Goal — Locate the string "μέσω" throughout the material and copy every line in which it occurs.

╭─ The data

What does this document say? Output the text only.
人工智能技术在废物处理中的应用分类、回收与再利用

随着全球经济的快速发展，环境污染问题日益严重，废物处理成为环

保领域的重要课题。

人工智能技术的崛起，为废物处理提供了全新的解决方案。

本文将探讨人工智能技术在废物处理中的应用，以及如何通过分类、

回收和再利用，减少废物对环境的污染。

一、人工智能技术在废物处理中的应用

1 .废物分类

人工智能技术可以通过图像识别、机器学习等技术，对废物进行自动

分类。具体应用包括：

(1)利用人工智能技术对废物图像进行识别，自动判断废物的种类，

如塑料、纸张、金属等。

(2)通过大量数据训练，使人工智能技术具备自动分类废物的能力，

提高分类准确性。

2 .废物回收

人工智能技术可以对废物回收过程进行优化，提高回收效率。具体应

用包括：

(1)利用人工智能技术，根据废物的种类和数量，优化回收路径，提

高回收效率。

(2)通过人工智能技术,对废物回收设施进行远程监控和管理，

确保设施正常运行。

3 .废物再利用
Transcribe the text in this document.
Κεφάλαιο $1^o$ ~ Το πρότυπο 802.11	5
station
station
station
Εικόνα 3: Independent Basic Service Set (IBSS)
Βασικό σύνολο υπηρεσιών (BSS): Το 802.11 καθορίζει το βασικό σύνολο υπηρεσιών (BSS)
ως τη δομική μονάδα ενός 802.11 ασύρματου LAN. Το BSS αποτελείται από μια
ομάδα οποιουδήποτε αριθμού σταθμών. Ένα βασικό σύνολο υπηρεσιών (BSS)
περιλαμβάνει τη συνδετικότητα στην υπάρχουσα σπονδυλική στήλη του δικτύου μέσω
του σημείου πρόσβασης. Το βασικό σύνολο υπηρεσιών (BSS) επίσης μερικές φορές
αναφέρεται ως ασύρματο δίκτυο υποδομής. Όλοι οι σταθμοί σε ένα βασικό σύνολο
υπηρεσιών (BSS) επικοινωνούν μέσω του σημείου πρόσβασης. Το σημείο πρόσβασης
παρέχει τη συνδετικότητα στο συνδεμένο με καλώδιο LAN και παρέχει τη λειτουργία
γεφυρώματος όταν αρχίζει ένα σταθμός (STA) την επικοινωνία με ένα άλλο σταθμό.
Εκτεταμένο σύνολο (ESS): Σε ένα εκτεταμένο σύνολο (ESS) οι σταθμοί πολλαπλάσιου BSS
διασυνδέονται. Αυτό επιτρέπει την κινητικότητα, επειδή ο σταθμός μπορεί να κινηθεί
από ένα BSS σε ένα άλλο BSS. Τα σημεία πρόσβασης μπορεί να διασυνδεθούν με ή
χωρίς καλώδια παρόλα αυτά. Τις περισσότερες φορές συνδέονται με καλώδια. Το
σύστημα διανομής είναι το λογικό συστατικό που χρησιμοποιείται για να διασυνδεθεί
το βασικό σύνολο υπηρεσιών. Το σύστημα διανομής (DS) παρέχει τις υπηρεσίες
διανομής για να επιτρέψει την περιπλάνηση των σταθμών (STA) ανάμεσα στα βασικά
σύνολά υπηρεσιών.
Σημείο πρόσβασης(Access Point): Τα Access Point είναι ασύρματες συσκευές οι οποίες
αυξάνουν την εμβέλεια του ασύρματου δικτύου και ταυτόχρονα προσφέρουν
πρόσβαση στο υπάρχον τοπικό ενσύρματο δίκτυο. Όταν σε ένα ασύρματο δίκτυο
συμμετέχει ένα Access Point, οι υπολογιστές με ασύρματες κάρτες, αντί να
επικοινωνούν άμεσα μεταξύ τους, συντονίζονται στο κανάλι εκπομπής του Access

╰─

Task response —
περιλαμβάνει τη συνδετικότητα στην υπάρχουσα σπονδυλική στήλη του δικτύου μέσω
υπηρεσιών (BSS) επικοινωνούν μέσω του σημείου πρόσβασης. Το σημείο πρόσβασης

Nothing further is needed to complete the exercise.